··· Exercise inputs ···

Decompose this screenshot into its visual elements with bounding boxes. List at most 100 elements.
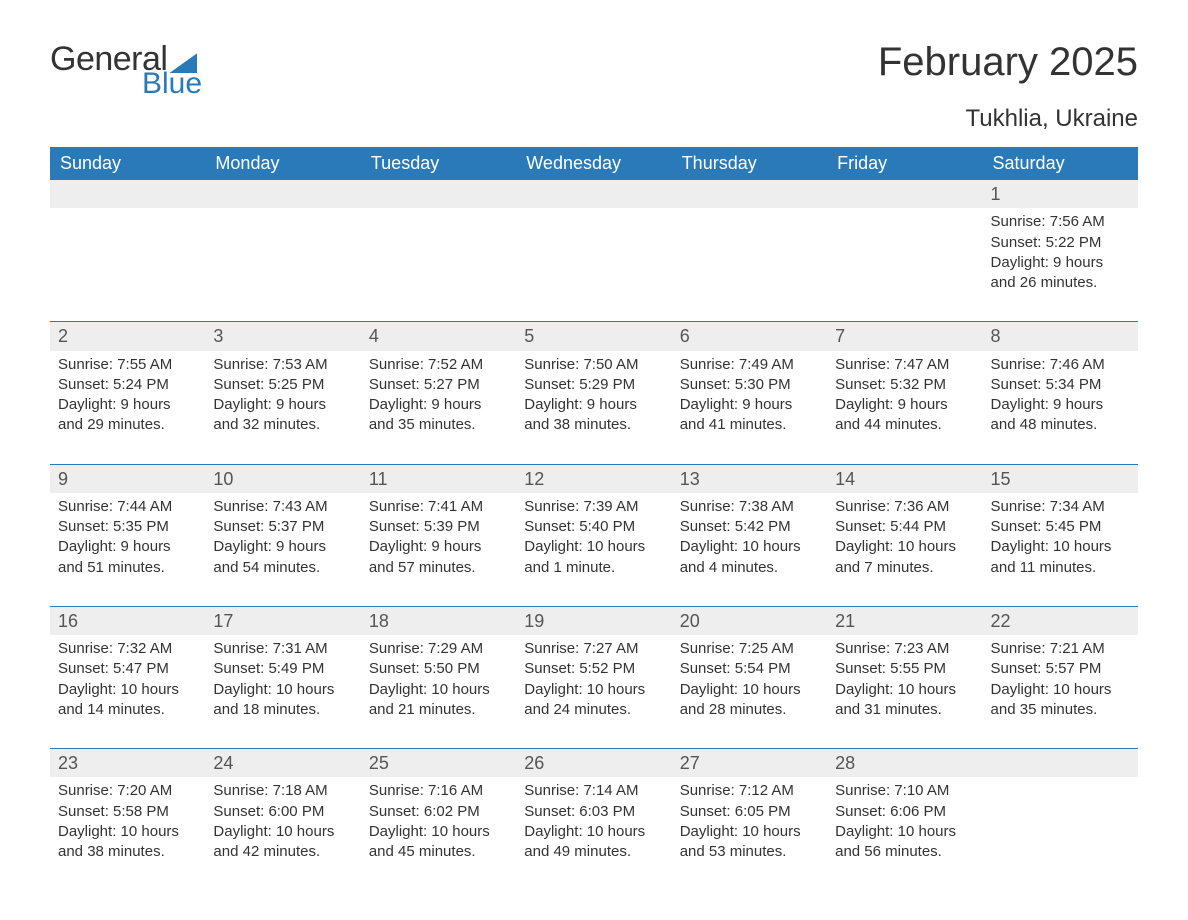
- sunset-text: Sunset: 5:58 PM: [58, 802, 197, 822]
- col-thursday: Thursday: [672, 147, 827, 180]
- sunrise-text: Sunrise: 7:39 AM: [524, 497, 663, 517]
- sunrise-text: Sunrise: 7:14 AM: [524, 781, 663, 801]
- day-info-row: Sunrise: 7:56 AMSunset: 5:22 PMDaylight:…: [50, 208, 1138, 322]
- sunrise-text: Sunrise: 7:21 AM: [991, 639, 1130, 659]
- day-info-cell: Sunrise: 7:38 AMSunset: 5:42 PMDaylight:…: [672, 493, 827, 607]
- daylight-text: Daylight: 10 hours and 24 minutes.: [524, 680, 663, 721]
- col-friday: Friday: [827, 147, 982, 180]
- day-info-cell: Sunrise: 7:55 AMSunset: 5:24 PMDaylight:…: [50, 351, 205, 465]
- sunrise-text: Sunrise: 7:38 AM: [680, 497, 819, 517]
- sunrise-text: Sunrise: 7:31 AM: [213, 639, 352, 659]
- daylight-text: Daylight: 10 hours and 1 minute.: [524, 537, 663, 578]
- day-number-cell: 2: [50, 322, 205, 350]
- sunset-text: Sunset: 5:54 PM: [680, 659, 819, 679]
- day-number-cell: [361, 180, 516, 208]
- daylight-text: Daylight: 9 hours and 26 minutes.: [991, 253, 1130, 294]
- day-number-cell: 15: [983, 465, 1138, 493]
- day-info-cell: Sunrise: 7:21 AMSunset: 5:57 PMDaylight:…: [983, 635, 1138, 749]
- day-number-cell: [827, 180, 982, 208]
- sunrise-text: Sunrise: 7:10 AM: [835, 781, 974, 801]
- day-info-cell: Sunrise: 7:49 AMSunset: 5:30 PMDaylight:…: [672, 351, 827, 465]
- col-saturday: Saturday: [983, 147, 1138, 180]
- day-info-cell: Sunrise: 7:34 AMSunset: 5:45 PMDaylight:…: [983, 493, 1138, 607]
- location-text: Tukhlia, Ukraine: [878, 105, 1138, 133]
- day-number-cell: [672, 180, 827, 208]
- daylight-text: Daylight: 10 hours and 38 minutes.: [58, 822, 197, 863]
- sunrise-text: Sunrise: 7:29 AM: [369, 639, 508, 659]
- day-info-cell: Sunrise: 7:10 AMSunset: 6:06 PMDaylight:…: [827, 777, 982, 890]
- sunset-text: Sunset: 5:32 PM: [835, 375, 974, 395]
- day-info-cell: Sunrise: 7:25 AMSunset: 5:54 PMDaylight:…: [672, 635, 827, 749]
- day-number-cell: 25: [361, 749, 516, 777]
- day-number-cell: [205, 180, 360, 208]
- calendar-table: Sunday Monday Tuesday Wednesday Thursday…: [50, 147, 1138, 890]
- logo: General Blue: [50, 40, 202, 101]
- sunset-text: Sunset: 5:50 PM: [369, 659, 508, 679]
- day-number-cell: 6: [672, 322, 827, 350]
- day-info-row: Sunrise: 7:44 AMSunset: 5:35 PMDaylight:…: [50, 493, 1138, 607]
- day-number-row: 16171819202122: [50, 607, 1138, 635]
- day-info-cell: [516, 208, 671, 322]
- daylight-text: Daylight: 9 hours and 41 minutes.: [680, 395, 819, 436]
- sunrise-text: Sunrise: 7:55 AM: [58, 355, 197, 375]
- day-number-cell: [983, 749, 1138, 777]
- sunset-text: Sunset: 5:24 PM: [58, 375, 197, 395]
- sunrise-text: Sunrise: 7:34 AM: [991, 497, 1130, 517]
- day-number-cell: 7: [827, 322, 982, 350]
- day-info-cell: Sunrise: 7:44 AMSunset: 5:35 PMDaylight:…: [50, 493, 205, 607]
- col-tuesday: Tuesday: [361, 147, 516, 180]
- day-info-cell: Sunrise: 7:36 AMSunset: 5:44 PMDaylight:…: [827, 493, 982, 607]
- day-number-cell: 26: [516, 749, 671, 777]
- sunset-text: Sunset: 5:22 PM: [991, 233, 1130, 253]
- sunrise-text: Sunrise: 7:25 AM: [680, 639, 819, 659]
- sunrise-text: Sunrise: 7:43 AM: [213, 497, 352, 517]
- sunrise-text: Sunrise: 7:20 AM: [58, 781, 197, 801]
- day-info-cell: Sunrise: 7:46 AMSunset: 5:34 PMDaylight:…: [983, 351, 1138, 465]
- daylight-text: Daylight: 9 hours and 48 minutes.: [991, 395, 1130, 436]
- day-number-cell: 5: [516, 322, 671, 350]
- sunset-text: Sunset: 5:27 PM: [369, 375, 508, 395]
- day-info-cell: Sunrise: 7:43 AMSunset: 5:37 PMDaylight:…: [205, 493, 360, 607]
- day-number-row: 2345678: [50, 322, 1138, 350]
- day-info-cell: Sunrise: 7:50 AMSunset: 5:29 PMDaylight:…: [516, 351, 671, 465]
- daylight-text: Daylight: 10 hours and 28 minutes.: [680, 680, 819, 721]
- col-sunday: Sunday: [50, 147, 205, 180]
- sunrise-text: Sunrise: 7:12 AM: [680, 781, 819, 801]
- day-number-cell: 22: [983, 607, 1138, 635]
- day-number-cell: 21: [827, 607, 982, 635]
- day-number-cell: 20: [672, 607, 827, 635]
- page-title: February 2025: [878, 40, 1138, 85]
- daylight-text: Daylight: 10 hours and 35 minutes.: [991, 680, 1130, 721]
- sunset-text: Sunset: 5:49 PM: [213, 659, 352, 679]
- daylight-text: Daylight: 9 hours and 51 minutes.: [58, 537, 197, 578]
- sunset-text: Sunset: 6:00 PM: [213, 802, 352, 822]
- daylight-text: Daylight: 9 hours and 32 minutes.: [213, 395, 352, 436]
- day-info-cell: [205, 208, 360, 322]
- daylight-text: Daylight: 10 hours and 45 minutes.: [369, 822, 508, 863]
- daylight-text: Daylight: 9 hours and 29 minutes.: [58, 395, 197, 436]
- sunrise-text: Sunrise: 7:47 AM: [835, 355, 974, 375]
- sunset-text: Sunset: 5:47 PM: [58, 659, 197, 679]
- daylight-text: Daylight: 10 hours and 49 minutes.: [524, 822, 663, 863]
- day-info-cell: Sunrise: 7:14 AMSunset: 6:03 PMDaylight:…: [516, 777, 671, 890]
- day-info-cell: Sunrise: 7:12 AMSunset: 6:05 PMDaylight:…: [672, 777, 827, 890]
- day-info-cell: Sunrise: 7:20 AMSunset: 5:58 PMDaylight:…: [50, 777, 205, 890]
- day-info-cell: Sunrise: 7:23 AMSunset: 5:55 PMDaylight:…: [827, 635, 982, 749]
- weekday-header-row: Sunday Monday Tuesday Wednesday Thursday…: [50, 147, 1138, 180]
- daylight-text: Daylight: 10 hours and 21 minutes.: [369, 680, 508, 721]
- sunset-text: Sunset: 5:35 PM: [58, 517, 197, 537]
- day-info-cell: Sunrise: 7:52 AMSunset: 5:27 PMDaylight:…: [361, 351, 516, 465]
- sunrise-text: Sunrise: 7:18 AM: [213, 781, 352, 801]
- sunrise-text: Sunrise: 7:32 AM: [58, 639, 197, 659]
- day-info-cell: [50, 208, 205, 322]
- sunrise-text: Sunrise: 7:41 AM: [369, 497, 508, 517]
- day-number-cell: 1: [983, 180, 1138, 208]
- daylight-text: Daylight: 10 hours and 53 minutes.: [680, 822, 819, 863]
- day-info-row: Sunrise: 7:55 AMSunset: 5:24 PMDaylight:…: [50, 351, 1138, 465]
- day-info-cell: Sunrise: 7:41 AMSunset: 5:39 PMDaylight:…: [361, 493, 516, 607]
- day-number-cell: 12: [516, 465, 671, 493]
- day-number-cell: 28: [827, 749, 982, 777]
- sunset-text: Sunset: 5:29 PM: [524, 375, 663, 395]
- day-info-cell: Sunrise: 7:47 AMSunset: 5:32 PMDaylight:…: [827, 351, 982, 465]
- day-info-cell: Sunrise: 7:18 AMSunset: 6:00 PMDaylight:…: [205, 777, 360, 890]
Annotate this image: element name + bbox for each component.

···

* [Challenge] In the data above, copy out word for word every line from the one containing "- sunset-text: Sunset: 5:58" to the one containing "- day-number-cell: [672, 180, 827, 208]", including both of those lines.

* [Exercise solution]
- sunset-text: Sunset: 5:58 PM: [58, 802, 197, 822]
- col-thursday: Thursday: [672, 147, 827, 180]
- sunrise-text: Sunrise: 7:39 AM: [524, 497, 663, 517]
- sunrise-text: Sunrise: 7:14 AM: [524, 781, 663, 801]
- day-info-row: Sunrise: 7:56 AMSunset: 5:22 PMDaylight:…: [50, 208, 1138, 322]
- sunrise-text: Sunrise: 7:21 AM: [991, 639, 1130, 659]
- day-info-cell: Sunrise: 7:38 AMSunset: 5:42 PMDaylight:…: [672, 493, 827, 607]
- daylight-text: Daylight: 10 hours and 24 minutes.: [524, 680, 663, 721]
- col-friday: Friday: [827, 147, 982, 180]
- day-info-cell: Sunrise: 7:55 AMSunset: 5:24 PMDaylight:…: [50, 351, 205, 465]
- sunrise-text: Sunrise: 7:38 AM: [680, 497, 819, 517]
- sunrise-text: Sunrise: 7:31 AM: [213, 639, 352, 659]
- daylight-text: Daylight: 10 hours and 1 minute.: [524, 537, 663, 578]
- day-number-cell: 2: [50, 322, 205, 350]
- sunset-text: Sunset: 5:54 PM: [680, 659, 819, 679]
- day-number-cell: [361, 180, 516, 208]
- daylight-text: Daylight: 9 hours and 26 minutes.: [991, 253, 1130, 294]
- day-number-cell: 15: [983, 465, 1138, 493]
- day-info-cell: Sunrise: 7:21 AMSunset: 5:57 PMDaylight:…: [983, 635, 1138, 749]
- day-number-cell: [827, 180, 982, 208]
- sunrise-text: Sunrise: 7:10 AM: [835, 781, 974, 801]
- day-info-cell: Sunrise: 7:49 AMSunset: 5:30 PMDaylight:…: [672, 351, 827, 465]
- col-saturday: Saturday: [983, 147, 1138, 180]
- day-info-cell: Sunrise: 7:34 AMSunset: 5:45 PMDaylight:…: [983, 493, 1138, 607]
- location-text: Tukhlia, Ukraine: [878, 105, 1138, 133]
- day-number-cell: [672, 180, 827, 208]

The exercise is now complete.